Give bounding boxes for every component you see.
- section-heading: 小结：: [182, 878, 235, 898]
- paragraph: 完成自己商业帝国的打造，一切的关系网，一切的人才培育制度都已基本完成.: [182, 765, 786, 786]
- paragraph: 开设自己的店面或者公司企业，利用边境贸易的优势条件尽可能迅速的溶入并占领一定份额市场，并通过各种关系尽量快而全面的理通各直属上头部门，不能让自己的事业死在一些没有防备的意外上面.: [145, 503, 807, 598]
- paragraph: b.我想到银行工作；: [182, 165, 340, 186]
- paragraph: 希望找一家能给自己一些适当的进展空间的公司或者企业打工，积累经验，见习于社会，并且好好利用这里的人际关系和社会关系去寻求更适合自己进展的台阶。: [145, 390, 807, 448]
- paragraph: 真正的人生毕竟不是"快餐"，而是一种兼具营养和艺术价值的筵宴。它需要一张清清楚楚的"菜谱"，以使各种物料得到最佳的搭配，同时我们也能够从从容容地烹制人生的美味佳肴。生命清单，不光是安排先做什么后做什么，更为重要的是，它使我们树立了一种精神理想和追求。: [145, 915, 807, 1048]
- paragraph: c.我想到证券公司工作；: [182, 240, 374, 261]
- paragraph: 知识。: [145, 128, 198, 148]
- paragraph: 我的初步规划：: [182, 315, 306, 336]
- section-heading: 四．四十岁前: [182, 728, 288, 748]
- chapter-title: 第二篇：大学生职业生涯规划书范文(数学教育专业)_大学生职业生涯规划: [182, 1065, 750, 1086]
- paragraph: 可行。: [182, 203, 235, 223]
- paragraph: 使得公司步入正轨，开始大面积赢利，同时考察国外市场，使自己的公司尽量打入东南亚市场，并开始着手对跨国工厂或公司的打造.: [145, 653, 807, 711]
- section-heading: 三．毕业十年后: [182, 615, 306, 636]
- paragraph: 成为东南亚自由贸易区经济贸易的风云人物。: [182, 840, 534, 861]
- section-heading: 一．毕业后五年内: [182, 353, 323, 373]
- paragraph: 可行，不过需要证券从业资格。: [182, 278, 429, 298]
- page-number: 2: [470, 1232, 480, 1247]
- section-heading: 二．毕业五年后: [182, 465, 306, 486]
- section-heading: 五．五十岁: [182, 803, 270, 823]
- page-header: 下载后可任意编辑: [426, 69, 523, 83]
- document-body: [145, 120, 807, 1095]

----------------------------------------

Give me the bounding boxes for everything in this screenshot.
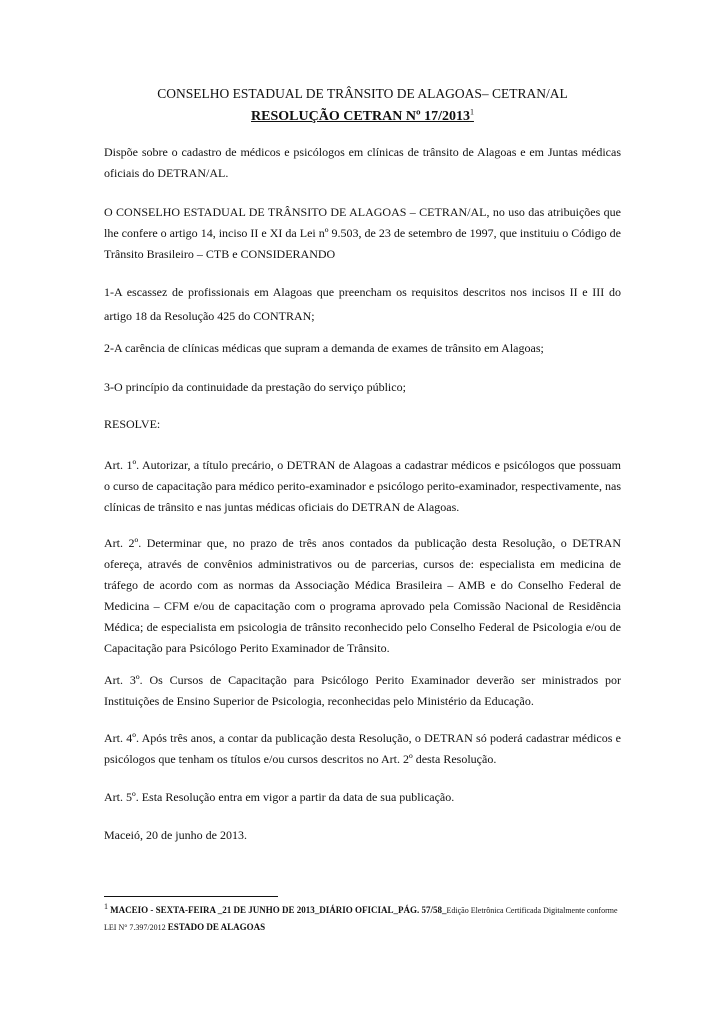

----------------------------------------

* [Written task]: Give the lines of the material above, starting at the line containing "Give bounding boxes" and ending at the line containing "- section-heading: 五．五十岁: [182, 803, 270, 823]", as a JSON list of strings with one string per line and blank lines omitted.

* [The response]:
[
  "Give bounding boxes for every component you see.",
  "- section-heading: 小结：: [182, 878, 235, 898]",
  "- paragraph: 完成自己商业帝国的打造，一切的关系网，一切的人才培育制度都已基本完成.: [182, 765, 786, 786]",
  "- paragraph: 开设自己的店面或者公司企业，利用边境贸易的优势条件尽可能迅速的溶入并占领一定份额市场，并通过各种关系尽量快而全面的理通各直属上头部门，不能让自己的事业死在一些没有防备的意外上面.: [145, 503, 807, 598]",
  "- paragraph: b.我想到银行工作；: [182, 165, 340, 186]",
  "- paragraph: 希望找一家能给自己一些适当的进展空间的公司或者企业打工，积累经验，见习于社会，并且好好利用这里的人际关系和社会关系去寻求更适合自己进展的台阶。: [145, 390, 807, 448]",
  "- paragraph: 真正的人生毕竟不是\"快餐\"，而是一种兼具营养和艺术价值的筵宴。它需要一张清清楚楚的\"菜谱\"，以使各种物料得到最佳的搭配，同时我们也能够从从容容地烹制人生的美味佳肴。生命清单，不光是安排先做什么后做什么，更为重要的是，它使我们树立了一种精神理想和追求。: [145, 915, 807, 1048]",
  "- paragraph: c.我想到证券公司工作；: [182, 240, 374, 261]",
  "- paragraph: 知识。: [145, 128, 198, 148]",
  "- paragraph: 我的初步规划：: [182, 315, 306, 336]",
  "- section-heading: 四．四十岁前: [182, 728, 288, 748]",
  "- chapter-title: 第二篇：大学生职业生涯规划书范文(数学教育专业)_大学生职业生涯规划: [182, 1065, 750, 1086]",
  "- paragraph: 可行。: [182, 203, 235, 223]",
  "- paragraph: 使得公司步入正轨，开始大面积赢利，同时考察国外市场，使自己的公司尽量打入东南亚市场，并开始着手对跨国工厂或公司的打造.: [145, 653, 807, 711]",
  "- section-heading: 三．毕业十年后: [182, 615, 306, 636]",
  "- paragraph: 成为东南亚自由贸易区经济贸易的风云人物。: [182, 840, 534, 861]",
  "- section-heading: 一．毕业后五年内: [182, 353, 323, 373]",
  "- paragraph: 可行，不过需要证券从业资格。: [182, 278, 429, 298]",
  "- page-number: 2: [470, 1232, 480, 1247]",
  "- section-heading: 二．毕业五年后: [182, 465, 306, 486]",
  "- section-heading: 五．五十岁: [182, 803, 270, 823]"
]